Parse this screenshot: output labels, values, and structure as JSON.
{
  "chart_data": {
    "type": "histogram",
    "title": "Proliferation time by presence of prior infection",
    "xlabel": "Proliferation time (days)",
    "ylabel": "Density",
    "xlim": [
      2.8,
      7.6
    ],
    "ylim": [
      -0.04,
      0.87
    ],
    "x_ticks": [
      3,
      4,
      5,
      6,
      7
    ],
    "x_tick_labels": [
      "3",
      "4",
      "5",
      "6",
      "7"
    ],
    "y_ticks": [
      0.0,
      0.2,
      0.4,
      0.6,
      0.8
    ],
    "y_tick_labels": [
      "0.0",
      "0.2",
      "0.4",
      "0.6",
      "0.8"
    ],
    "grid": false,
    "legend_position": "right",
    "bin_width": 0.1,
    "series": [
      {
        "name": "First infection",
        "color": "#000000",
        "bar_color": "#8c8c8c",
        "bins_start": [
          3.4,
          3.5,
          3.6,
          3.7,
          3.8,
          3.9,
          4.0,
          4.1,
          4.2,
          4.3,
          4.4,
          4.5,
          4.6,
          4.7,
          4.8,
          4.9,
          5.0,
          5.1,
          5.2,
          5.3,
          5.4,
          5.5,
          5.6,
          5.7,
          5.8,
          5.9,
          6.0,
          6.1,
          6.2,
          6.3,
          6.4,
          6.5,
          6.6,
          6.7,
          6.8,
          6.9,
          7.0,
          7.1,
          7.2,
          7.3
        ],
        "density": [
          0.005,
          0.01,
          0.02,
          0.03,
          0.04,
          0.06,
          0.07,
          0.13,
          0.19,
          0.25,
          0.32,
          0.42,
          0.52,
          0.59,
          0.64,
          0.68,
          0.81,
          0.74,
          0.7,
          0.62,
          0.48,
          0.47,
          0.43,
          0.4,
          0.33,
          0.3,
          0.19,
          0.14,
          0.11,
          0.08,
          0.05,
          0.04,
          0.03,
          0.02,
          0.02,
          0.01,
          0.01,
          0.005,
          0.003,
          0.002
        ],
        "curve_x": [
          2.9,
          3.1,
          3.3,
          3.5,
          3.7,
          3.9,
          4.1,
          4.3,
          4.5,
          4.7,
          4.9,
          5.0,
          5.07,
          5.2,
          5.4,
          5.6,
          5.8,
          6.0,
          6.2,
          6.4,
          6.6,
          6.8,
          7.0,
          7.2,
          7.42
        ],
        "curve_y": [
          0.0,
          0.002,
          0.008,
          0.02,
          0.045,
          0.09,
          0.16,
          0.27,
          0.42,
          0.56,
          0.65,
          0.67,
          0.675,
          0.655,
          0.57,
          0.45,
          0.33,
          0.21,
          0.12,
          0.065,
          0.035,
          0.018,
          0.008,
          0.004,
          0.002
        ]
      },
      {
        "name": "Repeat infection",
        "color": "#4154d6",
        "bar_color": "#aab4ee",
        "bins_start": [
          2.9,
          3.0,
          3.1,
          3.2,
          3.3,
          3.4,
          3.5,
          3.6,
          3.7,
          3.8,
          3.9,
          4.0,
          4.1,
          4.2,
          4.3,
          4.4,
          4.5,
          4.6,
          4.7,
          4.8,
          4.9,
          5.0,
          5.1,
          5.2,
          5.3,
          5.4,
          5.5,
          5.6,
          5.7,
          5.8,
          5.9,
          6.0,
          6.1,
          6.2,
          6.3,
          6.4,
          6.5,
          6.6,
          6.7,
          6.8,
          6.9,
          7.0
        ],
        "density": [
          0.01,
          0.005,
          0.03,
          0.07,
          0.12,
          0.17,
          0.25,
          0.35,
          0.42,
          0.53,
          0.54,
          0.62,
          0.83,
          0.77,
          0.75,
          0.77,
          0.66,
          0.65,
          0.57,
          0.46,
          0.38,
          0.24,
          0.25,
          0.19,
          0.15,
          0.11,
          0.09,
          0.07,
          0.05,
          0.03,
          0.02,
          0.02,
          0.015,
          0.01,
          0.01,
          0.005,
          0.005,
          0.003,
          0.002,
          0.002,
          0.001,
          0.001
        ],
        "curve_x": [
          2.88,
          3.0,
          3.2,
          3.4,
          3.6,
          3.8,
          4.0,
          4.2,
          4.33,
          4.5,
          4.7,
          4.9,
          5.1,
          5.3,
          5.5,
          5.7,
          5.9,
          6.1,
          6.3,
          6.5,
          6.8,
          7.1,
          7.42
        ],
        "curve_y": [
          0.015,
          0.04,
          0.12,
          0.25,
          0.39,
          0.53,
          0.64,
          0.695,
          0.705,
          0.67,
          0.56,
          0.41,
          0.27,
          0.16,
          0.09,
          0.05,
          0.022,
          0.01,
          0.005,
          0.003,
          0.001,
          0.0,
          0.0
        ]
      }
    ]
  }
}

-.-.-

■ GIVEN REQUEST ■
Write out the entries above word for word.

■ RESULT ■
Parse this screenshot: output labels, values, and structure as JSON.
{
  "chart_data": {
    "type": "histogram",
    "title": "Proliferation time by presence of prior infection",
    "xlabel": "Proliferation time (days)",
    "ylabel": "Density",
    "xlim": [
      2.8,
      7.6
    ],
    "ylim": [
      -0.04,
      0.87
    ],
    "x_ticks": [
      3,
      4,
      5,
      6,
      7
    ],
    "x_tick_labels": [
      "3",
      "4",
      "5",
      "6",
      "7"
    ],
    "y_ticks": [
      0.0,
      0.2,
      0.4,
      0.6,
      0.8
    ],
    "y_tick_labels": [
      "0.0",
      "0.2",
      "0.4",
      "0.6",
      "0.8"
    ],
    "grid": false,
    "legend_position": "right",
    "bin_width": 0.1,
    "series": [
      {
        "name": "First infection",
        "color": "#000000",
        "bar_color": "#8c8c8c",
        "bins_start": [
          3.4,
          3.5,
          3.6,
          3.7,
          3.8,
          3.9,
          4.0,
          4.1,
          4.2,
          4.3,
          4.4,
          4.5,
          4.6,
          4.7,
          4.8,
          4.9,
          5.0,
          5.1,
          5.2,
          5.3,
          5.4,
          5.5,
          5.6,
          5.7,
          5.8,
          5.9,
          6.0,
          6.1,
          6.2,
          6.3,
          6.4,
          6.5,
          6.6,
          6.7,
          6.8,
          6.9,
          7.0,
          7.1,
          7.2,
          7.3
        ],
        "density": [
          0.005,
          0.01,
          0.02,
          0.03,
          0.04,
          0.06,
          0.07,
          0.13,
          0.19,
          0.25,
          0.32,
          0.42,
          0.52,
          0.59,
          0.64,
          0.68,
          0.81,
          0.74,
          0.7,
          0.62,
          0.48,
          0.47,
          0.43,
          0.4,
          0.33,
          0.3,
          0.19,
          0.14,
          0.11,
          0.08,
          0.05,
          0.04,
          0.03,
          0.02,
          0.02,
          0.01,
          0.01,
          0.005,
          0.003,
          0.002
        ],
        "curve_x": [
          2.9,
          3.1,
          3.3,
          3.5,
          3.7,
          3.9,
          4.1,
          4.3,
          4.5,
          4.7,
          4.9,
          5.0,
          5.07,
          5.2,
          5.4,
          5.6,
          5.8,
          6.0,
          6.2,
          6.4,
          6.6,
          6.8,
          7.0,
          7.2,
          7.42
        ],
        "curve_y": [
          0.0,
          0.002,
          0.008,
          0.02,
          0.045,
          0.09,
          0.16,
          0.27,
          0.42,
          0.56,
          0.65,
          0.67,
          0.675,
          0.655,
          0.57,
          0.45,
          0.33,
          0.21,
          0.12,
          0.065,
          0.035,
          0.018,
          0.008,
          0.004,
          0.002
        ]
      },
      {
        "name": "Repeat infection",
        "color": "#4154d6",
        "bar_color": "#aab4ee",
        "bins_start": [
          2.9,
          3.0,
          3.1,
          3.2,
          3.3,
          3.4,
          3.5,
          3.6,
          3.7,
          3.8,
          3.9,
          4.0,
          4.1,
          4.2,
          4.3,
          4.4,
          4.5,
          4.6,
          4.7,
          4.8,
          4.9,
          5.0,
          5.1,
          5.2,
          5.3,
          5.4,
          5.5,
          5.6,
          5.7,
          5.8,
          5.9,
          6.0,
          6.1,
          6.2,
          6.3,
          6.4,
          6.5,
          6.6,
          6.7,
          6.8,
          6.9,
          7.0
        ],
        "density": [
          0.01,
          0.005,
          0.03,
          0.07,
          0.12,
          0.17,
          0.25,
          0.35,
          0.42,
          0.53,
          0.54,
          0.62,
          0.83,
          0.77,
          0.75,
          0.77,
          0.66,
          0.65,
          0.57,
          0.46,
          0.38,
          0.24,
          0.25,
          0.19,
          0.15,
          0.11,
          0.09,
          0.07,
          0.05,
          0.03,
          0.02,
          0.02,
          0.015,
          0.01,
          0.01,
          0.005,
          0.005,
          0.003,
          0.002,
          0.002,
          0.001,
          0.001
        ],
        "curve_x": [
          2.88,
          3.0,
          3.2,
          3.4,
          3.6,
          3.8,
          4.0,
          4.2,
          4.33,
          4.5,
          4.7,
          4.9,
          5.1,
          5.3,
          5.5,
          5.7,
          5.9,
          6.1,
          6.3,
          6.5,
          6.8,
          7.1,
          7.42
        ],
        "curve_y": [
          0.015,
          0.04,
          0.12,
          0.25,
          0.39,
          0.53,
          0.64,
          0.695,
          0.705,
          0.67,
          0.56,
          0.41,
          0.27,
          0.16,
          0.09,
          0.05,
          0.022,
          0.01,
          0.005,
          0.003,
          0.001,
          0.0,
          0.0
        ]
      }
    ]
  }
}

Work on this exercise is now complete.